--- INPUT DATA Enclosed Below ---

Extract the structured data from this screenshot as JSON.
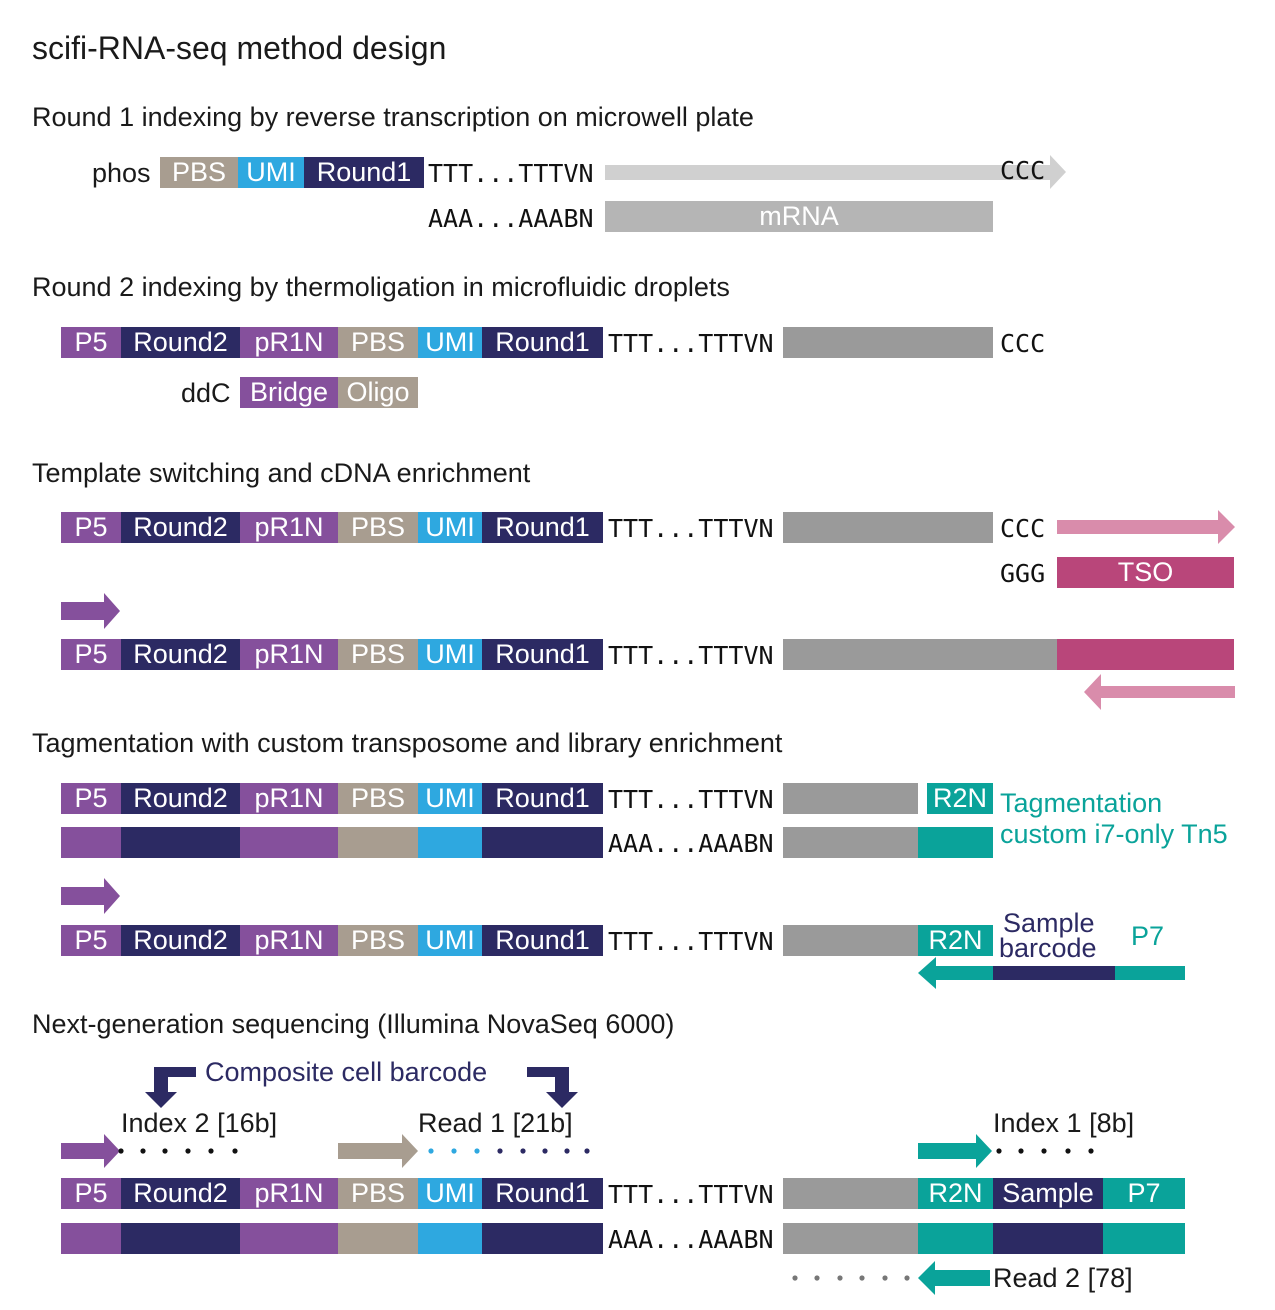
{
  "title": "scifi-RNA-seq method design",
  "steps": {
    "s1": "Round 1 indexing by reverse transcription on microwell plate",
    "s2": "Round 2 indexing by thermoligation in microfluidic droplets",
    "s3": "Template switching and cDNA enrichment",
    "s4": "Tagmentation with custom transposome and library enrichment",
    "s5": "Next-generation sequencing (Illumina NovaSeq 6000)"
  },
  "seq": {
    "polyT": "TTT...TTTVN",
    "polyA": "AAA...AAABN",
    "ccc": "CCC",
    "ggg": "GGG"
  },
  "labels": {
    "phos": "phos",
    "ddC": "ddC",
    "P5": "P5",
    "Round2": "Round2",
    "pR1N": "pR1N",
    "PBS": "PBS",
    "UMI": "UMI",
    "Round1": "Round1",
    "mRNA": "mRNA",
    "Bridge": "Bridge",
    "Oligo": "Oligo",
    "TSO": "TSO",
    "R2N": "R2N",
    "Sample": "Sample",
    "P7": "P7",
    "tag_line1": "Tagmentation",
    "tag_line2": "custom i7-only Tn5",
    "sample_barcode_line1": "Sample",
    "sample_barcode_line2": "barcode",
    "composite": "Composite cell barcode",
    "index2": "Index 2 [16b]",
    "read1": "Read 1 [21b]",
    "index1": "Index 1 [8b]",
    "read2": "Read 2 [78]"
  },
  "colors": {
    "purple": "#85509c",
    "navy": "#2c2a63",
    "tan": "#a89d90",
    "blue": "#2ea8e0",
    "gray": "#9a9a9a",
    "lightgray": "#b5b5b5",
    "arrowgray": "#d0d0d0",
    "pink": "#d98cab",
    "magenta": "#b9467a",
    "teal": "#0aa39a"
  }
}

--- End of Enclosed INPUT DATA ---

> TASK DIRECTIONS:
Copy all entries exactly; skip pictures.

> EXERCISE OUTPUT:
Extract the structured data from this screenshot as JSON.
{
  "title": "scifi-RNA-seq method design",
  "steps": {
    "s1": "Round 1 indexing by reverse transcription on microwell plate",
    "s2": "Round 2 indexing by thermoligation in microfluidic droplets",
    "s3": "Template switching and cDNA enrichment",
    "s4": "Tagmentation with custom transposome and library enrichment",
    "s5": "Next-generation sequencing (Illumina NovaSeq 6000)"
  },
  "seq": {
    "polyT": "TTT...TTTVN",
    "polyA": "AAA...AAABN",
    "ccc": "CCC",
    "ggg": "GGG"
  },
  "labels": {
    "phos": "phos",
    "ddC": "ddC",
    "P5": "P5",
    "Round2": "Round2",
    "pR1N": "pR1N",
    "PBS": "PBS",
    "UMI": "UMI",
    "Round1": "Round1",
    "mRNA": "mRNA",
    "Bridge": "Bridge",
    "Oligo": "Oligo",
    "TSO": "TSO",
    "R2N": "R2N",
    "Sample": "Sample",
    "P7": "P7",
    "tag_line1": "Tagmentation",
    "tag_line2": "custom i7-only Tn5",
    "sample_barcode_line1": "Sample",
    "sample_barcode_line2": "barcode",
    "composite": "Composite cell barcode",
    "index2": "Index 2 [16b]",
    "read1": "Read 1 [21b]",
    "index1": "Index 1 [8b]",
    "read2": "Read 2 [78]"
  },
  "colors": {
    "purple": "#85509c",
    "navy": "#2c2a63",
    "tan": "#a89d90",
    "blue": "#2ea8e0",
    "gray": "#9a9a9a",
    "lightgray": "#b5b5b5",
    "arrowgray": "#d0d0d0",
    "pink": "#d98cab",
    "magenta": "#b9467a",
    "teal": "#0aa39a"
  }
}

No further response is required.